- THE REQUEST -
Select and copy out every line in the records containing "水烧开时冒出".

Collected data entries:
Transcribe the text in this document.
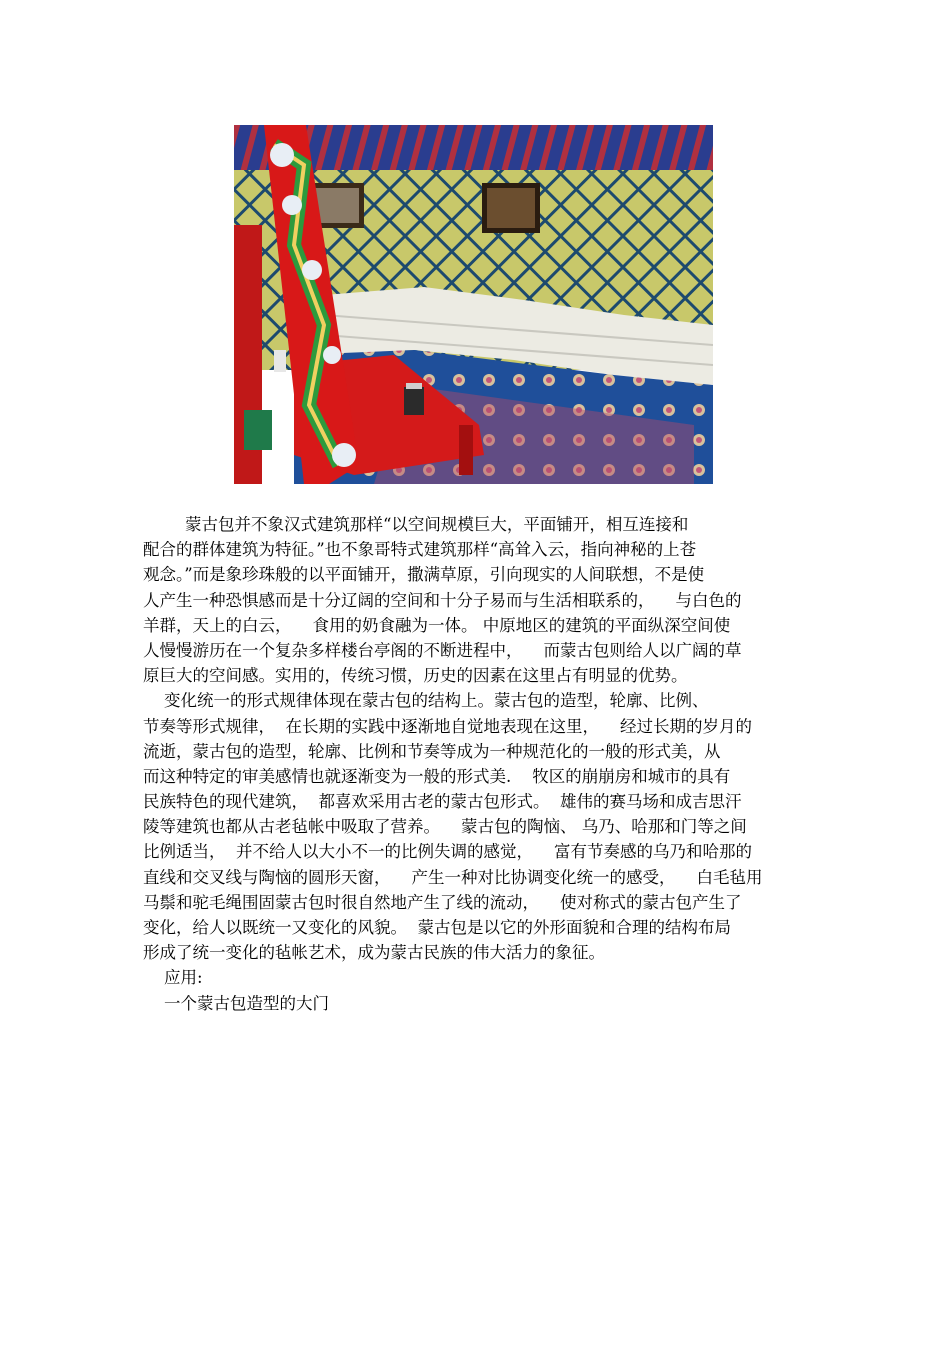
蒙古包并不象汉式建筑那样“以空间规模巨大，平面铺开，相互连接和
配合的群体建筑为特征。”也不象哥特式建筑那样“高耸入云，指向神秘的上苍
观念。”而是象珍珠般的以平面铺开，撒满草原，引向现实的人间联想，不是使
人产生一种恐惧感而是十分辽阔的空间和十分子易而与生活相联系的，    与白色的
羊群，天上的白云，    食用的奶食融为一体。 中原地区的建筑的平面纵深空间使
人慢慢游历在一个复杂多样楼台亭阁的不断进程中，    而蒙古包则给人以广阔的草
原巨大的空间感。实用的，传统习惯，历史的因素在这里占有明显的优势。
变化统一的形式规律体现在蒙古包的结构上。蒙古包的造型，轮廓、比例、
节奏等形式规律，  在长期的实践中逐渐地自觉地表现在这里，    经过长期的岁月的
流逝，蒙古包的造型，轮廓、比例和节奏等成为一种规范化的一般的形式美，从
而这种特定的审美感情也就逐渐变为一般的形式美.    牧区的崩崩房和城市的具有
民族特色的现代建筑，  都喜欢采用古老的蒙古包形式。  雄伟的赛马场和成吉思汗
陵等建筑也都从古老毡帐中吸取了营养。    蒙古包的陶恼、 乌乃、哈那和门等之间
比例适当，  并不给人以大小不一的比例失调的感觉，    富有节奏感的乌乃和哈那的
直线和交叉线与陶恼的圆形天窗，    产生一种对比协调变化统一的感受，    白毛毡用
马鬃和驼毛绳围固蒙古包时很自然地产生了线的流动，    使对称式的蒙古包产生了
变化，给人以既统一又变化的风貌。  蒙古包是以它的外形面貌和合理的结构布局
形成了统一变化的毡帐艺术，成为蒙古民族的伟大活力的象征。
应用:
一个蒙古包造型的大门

==

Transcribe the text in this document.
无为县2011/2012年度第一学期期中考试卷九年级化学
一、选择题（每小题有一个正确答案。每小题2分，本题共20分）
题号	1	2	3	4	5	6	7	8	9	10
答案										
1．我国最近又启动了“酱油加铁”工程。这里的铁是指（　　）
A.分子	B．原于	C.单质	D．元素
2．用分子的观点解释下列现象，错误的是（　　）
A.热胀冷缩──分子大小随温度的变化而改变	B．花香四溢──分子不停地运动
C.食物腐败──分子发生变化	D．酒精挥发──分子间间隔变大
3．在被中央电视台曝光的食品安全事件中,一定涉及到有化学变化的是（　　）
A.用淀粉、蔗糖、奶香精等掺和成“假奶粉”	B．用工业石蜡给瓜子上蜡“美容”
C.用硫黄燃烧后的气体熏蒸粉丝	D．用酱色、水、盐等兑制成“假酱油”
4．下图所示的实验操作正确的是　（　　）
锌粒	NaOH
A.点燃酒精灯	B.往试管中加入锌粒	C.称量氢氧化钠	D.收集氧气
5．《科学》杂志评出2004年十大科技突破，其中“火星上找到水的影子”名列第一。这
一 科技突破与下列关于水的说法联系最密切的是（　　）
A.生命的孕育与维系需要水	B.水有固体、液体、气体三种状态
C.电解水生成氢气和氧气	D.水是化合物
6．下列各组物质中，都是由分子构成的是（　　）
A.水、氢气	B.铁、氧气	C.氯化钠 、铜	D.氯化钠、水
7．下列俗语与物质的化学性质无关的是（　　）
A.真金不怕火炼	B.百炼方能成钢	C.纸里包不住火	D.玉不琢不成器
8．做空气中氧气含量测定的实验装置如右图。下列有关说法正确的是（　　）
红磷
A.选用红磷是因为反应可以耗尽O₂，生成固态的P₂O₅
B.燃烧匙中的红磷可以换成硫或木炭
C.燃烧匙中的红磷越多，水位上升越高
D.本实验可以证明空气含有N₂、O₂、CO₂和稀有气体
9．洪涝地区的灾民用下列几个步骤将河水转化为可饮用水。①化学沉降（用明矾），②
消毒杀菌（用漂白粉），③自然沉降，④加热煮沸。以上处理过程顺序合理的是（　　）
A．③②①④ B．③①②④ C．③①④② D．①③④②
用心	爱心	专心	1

==

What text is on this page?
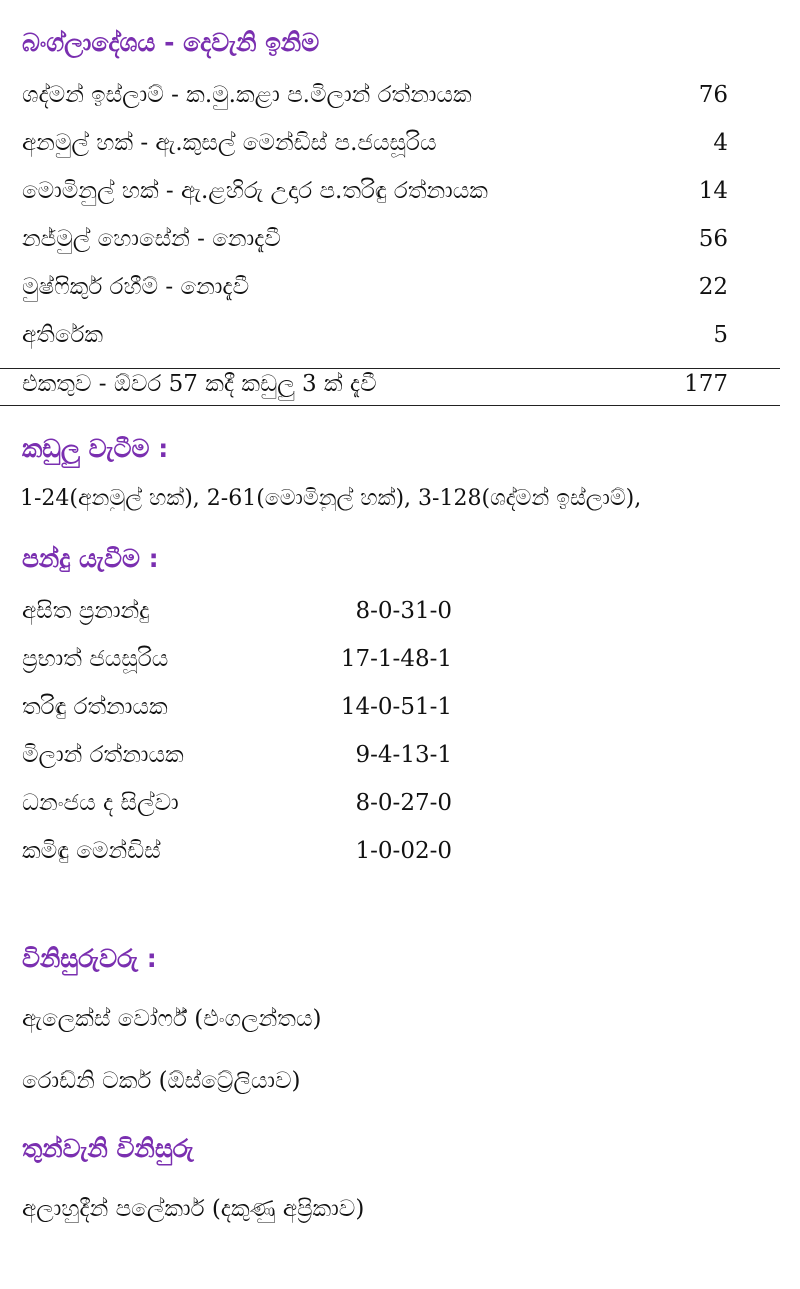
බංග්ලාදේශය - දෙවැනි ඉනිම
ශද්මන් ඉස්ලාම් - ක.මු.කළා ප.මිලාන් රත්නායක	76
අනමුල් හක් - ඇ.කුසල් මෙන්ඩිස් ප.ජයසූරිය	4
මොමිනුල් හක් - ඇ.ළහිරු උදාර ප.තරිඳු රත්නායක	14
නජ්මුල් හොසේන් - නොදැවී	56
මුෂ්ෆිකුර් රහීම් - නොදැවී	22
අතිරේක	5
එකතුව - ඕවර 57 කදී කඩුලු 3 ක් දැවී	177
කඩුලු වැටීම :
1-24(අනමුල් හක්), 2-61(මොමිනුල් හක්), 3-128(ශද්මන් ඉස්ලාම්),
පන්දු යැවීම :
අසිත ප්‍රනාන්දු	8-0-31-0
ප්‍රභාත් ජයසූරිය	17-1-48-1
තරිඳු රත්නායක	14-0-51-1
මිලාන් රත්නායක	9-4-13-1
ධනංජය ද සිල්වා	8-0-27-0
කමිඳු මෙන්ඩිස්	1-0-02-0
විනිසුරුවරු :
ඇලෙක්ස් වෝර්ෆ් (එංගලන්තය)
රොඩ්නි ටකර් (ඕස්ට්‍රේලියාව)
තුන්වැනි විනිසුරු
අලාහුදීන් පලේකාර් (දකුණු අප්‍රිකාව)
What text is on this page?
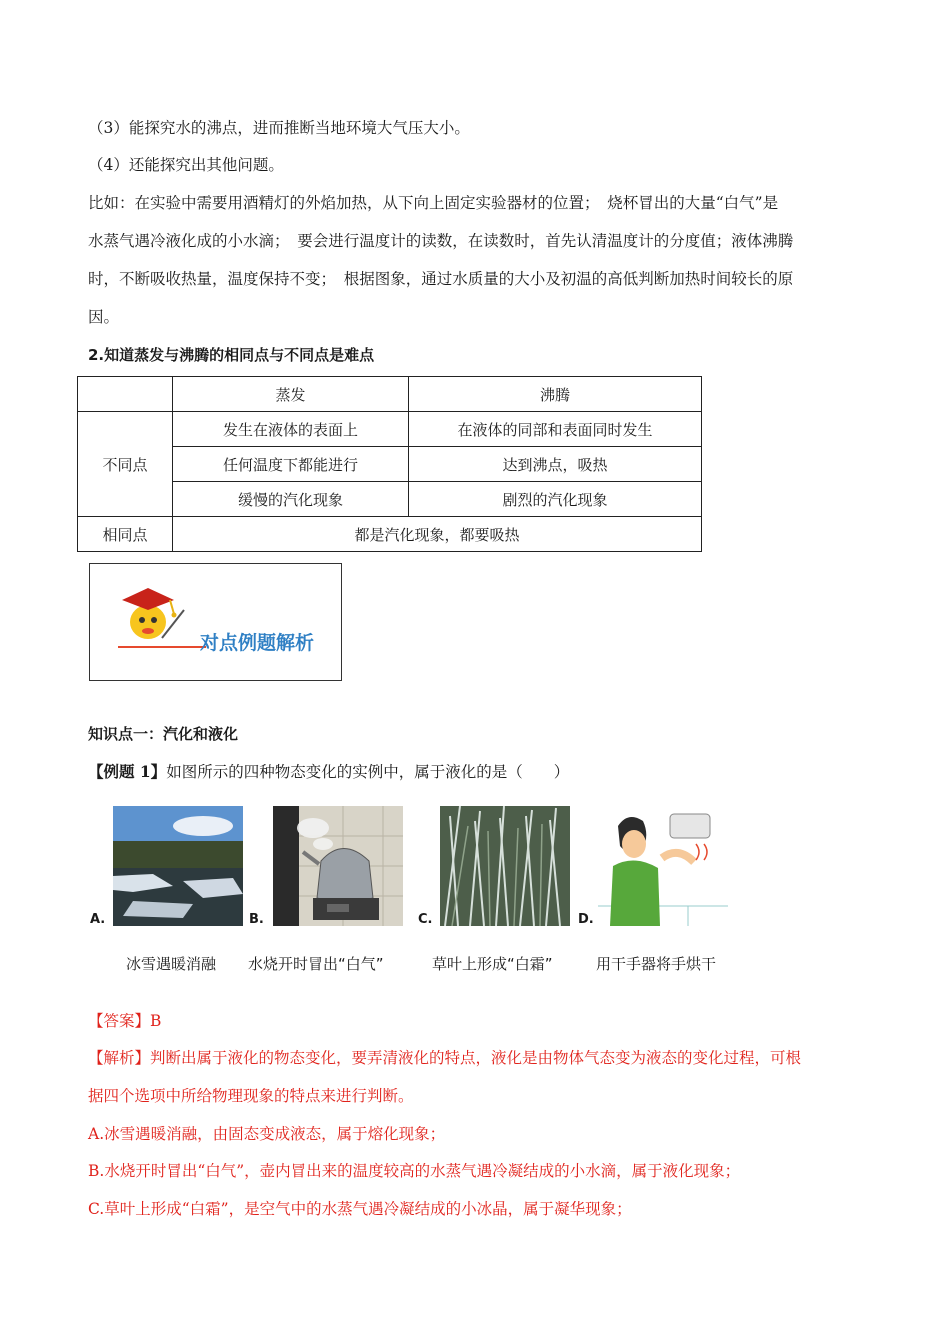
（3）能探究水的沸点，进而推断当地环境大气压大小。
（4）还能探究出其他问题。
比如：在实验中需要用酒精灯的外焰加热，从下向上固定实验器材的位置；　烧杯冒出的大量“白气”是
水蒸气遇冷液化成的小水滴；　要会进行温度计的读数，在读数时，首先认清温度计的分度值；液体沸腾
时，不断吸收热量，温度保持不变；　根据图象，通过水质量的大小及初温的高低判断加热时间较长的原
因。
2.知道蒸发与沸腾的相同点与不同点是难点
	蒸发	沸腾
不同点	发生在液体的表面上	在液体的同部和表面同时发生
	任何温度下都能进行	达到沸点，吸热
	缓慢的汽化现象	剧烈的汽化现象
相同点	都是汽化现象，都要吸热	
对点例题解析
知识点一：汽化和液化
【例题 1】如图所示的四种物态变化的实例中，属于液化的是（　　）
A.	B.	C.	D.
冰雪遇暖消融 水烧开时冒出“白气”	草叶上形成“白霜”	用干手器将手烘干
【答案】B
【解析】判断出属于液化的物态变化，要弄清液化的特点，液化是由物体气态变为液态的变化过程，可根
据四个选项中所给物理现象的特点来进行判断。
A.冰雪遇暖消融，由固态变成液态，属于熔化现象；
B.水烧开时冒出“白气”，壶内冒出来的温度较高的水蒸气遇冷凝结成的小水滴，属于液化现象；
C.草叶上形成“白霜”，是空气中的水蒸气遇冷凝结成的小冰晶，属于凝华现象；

- WRITTEN REPLY -
冰雪遇暖消融 水烧开时冒出“白气”	草叶上形成“白霜”	用干手器将手烘干
B.水烧开时冒出“白气”，壶内冒出来的温度较高的水蒸气遇冷凝结成的小水滴，属于液化现象；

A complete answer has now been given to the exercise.